● **Collection entries**
BEGIN

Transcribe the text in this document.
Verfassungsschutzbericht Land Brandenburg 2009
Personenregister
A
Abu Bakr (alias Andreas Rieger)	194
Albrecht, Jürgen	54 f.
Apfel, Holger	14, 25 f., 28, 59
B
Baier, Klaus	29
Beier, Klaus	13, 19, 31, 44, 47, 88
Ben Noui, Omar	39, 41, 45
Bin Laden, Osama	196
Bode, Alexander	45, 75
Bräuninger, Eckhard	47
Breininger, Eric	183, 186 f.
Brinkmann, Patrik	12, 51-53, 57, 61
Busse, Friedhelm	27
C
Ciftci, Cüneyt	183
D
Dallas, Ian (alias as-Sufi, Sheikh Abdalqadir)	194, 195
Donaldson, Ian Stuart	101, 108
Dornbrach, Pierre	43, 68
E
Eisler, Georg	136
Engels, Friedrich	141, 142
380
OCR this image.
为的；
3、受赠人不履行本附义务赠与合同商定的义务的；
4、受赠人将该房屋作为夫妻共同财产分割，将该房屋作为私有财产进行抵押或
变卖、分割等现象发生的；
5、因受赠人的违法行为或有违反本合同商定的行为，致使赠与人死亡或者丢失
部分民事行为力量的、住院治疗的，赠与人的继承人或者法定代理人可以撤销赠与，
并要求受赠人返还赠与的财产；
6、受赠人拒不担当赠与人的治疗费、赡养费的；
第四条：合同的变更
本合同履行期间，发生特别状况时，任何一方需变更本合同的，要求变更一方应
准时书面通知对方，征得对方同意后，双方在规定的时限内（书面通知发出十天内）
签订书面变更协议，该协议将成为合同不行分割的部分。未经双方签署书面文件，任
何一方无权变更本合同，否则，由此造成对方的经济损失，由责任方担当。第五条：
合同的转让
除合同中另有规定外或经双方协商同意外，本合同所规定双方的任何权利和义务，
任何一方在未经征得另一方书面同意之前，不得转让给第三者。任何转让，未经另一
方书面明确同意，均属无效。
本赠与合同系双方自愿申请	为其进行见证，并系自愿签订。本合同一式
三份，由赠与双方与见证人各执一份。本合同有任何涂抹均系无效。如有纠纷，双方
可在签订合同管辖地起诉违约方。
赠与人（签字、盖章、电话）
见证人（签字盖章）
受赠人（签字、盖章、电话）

END

● **Written task**
Output each record precisely as given.

● **Solution to the problem**
Transcribe the text in this document.
Verfassungsschutzbericht Land Brandenburg 2009
Personenregister
A
Abu Bakr (alias Andreas Rieger)	194
Albrecht, Jürgen	54 f.
Apfel, Holger	14, 25 f., 28, 59
B
Baier, Klaus	29
Beier, Klaus	13, 19, 31, 44, 47, 88
Ben Noui, Omar	39, 41, 45
Bin Laden, Osama	196
Bode, Alexander	45, 75
Bräuninger, Eckhard	47
Breininger, Eric	183, 186 f.
Brinkmann, Patrik	12, 51-53, 57, 61
Busse, Friedhelm	27
C
Ciftci, Cüneyt	183
D
Dallas, Ian (alias as-Sufi, Sheikh Abdalqadir)	194, 195
Donaldson, Ian Stuart	101, 108
Dornbrach, Pierre	43, 68
E
Eisler, Georg	136
Engels, Friedrich	141, 142
380
OCR this image.
为的；
3、受赠人不履行本附义务赠与合同商定的义务的；
4、受赠人将该房屋作为夫妻共同财产分割，将该房屋作为私有财产进行抵押或
变卖、分割等现象发生的；
5、因受赠人的违法行为或有违反本合同商定的行为，致使赠与人死亡或者丢失
部分民事行为力量的、住院治疗的，赠与人的继承人或者法定代理人可以撤销赠与，
并要求受赠人返还赠与的财产；
6、受赠人拒不担当赠与人的治疗费、赡养费的；
第四条：合同的变更
本合同履行期间，发生特别状况时，任何一方需变更本合同的，要求变更一方应
准时书面通知对方，征得对方同意后，双方在规定的时限内（书面通知发出十天内）
签订书面变更协议，该协议将成为合同不行分割的部分。未经双方签署书面文件，任
何一方无权变更本合同，否则，由此造成对方的经济损失，由责任方担当。第五条：
合同的转让
除合同中另有规定外或经双方协商同意外，本合同所规定双方的任何权利和义务，
任何一方在未经征得另一方书面同意之前，不得转让给第三者。任何转让，未经另一
方书面明确同意，均属无效。
本赠与合同系双方自愿申请	为其进行见证，并系自愿签订。本合同一式
三份，由赠与双方与见证人各执一份。本合同有任何涂抹均系无效。如有纠纷，双方
可在签订合同管辖地起诉违约方。
赠与人（签字、盖章、电话）
见证人（签字盖章）
受赠人（签字、盖章、电话）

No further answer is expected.